**Exercise task**
Find and copy every line in the records that includes the string "California".

**Records for processing**

- - - -

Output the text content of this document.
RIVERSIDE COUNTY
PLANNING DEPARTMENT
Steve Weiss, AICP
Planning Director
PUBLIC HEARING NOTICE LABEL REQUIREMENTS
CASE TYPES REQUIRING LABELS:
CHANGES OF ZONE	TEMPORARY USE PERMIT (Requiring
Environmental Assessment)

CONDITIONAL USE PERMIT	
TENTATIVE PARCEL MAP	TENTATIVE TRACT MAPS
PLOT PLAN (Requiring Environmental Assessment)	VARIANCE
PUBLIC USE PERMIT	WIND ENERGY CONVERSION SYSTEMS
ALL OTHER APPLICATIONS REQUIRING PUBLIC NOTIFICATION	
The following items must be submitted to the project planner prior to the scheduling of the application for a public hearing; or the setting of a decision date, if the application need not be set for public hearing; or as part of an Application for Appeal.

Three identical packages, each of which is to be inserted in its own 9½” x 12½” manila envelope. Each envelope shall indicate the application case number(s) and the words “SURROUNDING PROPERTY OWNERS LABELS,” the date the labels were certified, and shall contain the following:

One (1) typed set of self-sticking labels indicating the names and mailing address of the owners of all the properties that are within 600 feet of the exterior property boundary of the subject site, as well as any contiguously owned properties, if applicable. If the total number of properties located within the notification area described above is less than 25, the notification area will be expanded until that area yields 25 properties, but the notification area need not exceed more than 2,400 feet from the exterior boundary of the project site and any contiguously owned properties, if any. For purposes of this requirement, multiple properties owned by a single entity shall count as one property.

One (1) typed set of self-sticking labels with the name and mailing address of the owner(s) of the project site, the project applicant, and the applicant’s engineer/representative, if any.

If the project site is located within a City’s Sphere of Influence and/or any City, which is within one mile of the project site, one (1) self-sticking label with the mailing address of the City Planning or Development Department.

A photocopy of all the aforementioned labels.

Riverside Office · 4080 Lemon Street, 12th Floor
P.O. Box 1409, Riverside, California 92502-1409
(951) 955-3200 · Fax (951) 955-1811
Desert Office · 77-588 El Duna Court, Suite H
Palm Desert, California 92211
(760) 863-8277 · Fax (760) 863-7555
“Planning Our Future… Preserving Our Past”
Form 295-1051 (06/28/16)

- - - -

**Expected answer**
P.O. Box 1409, Riverside, California 92502-1409
Palm Desert, California 92211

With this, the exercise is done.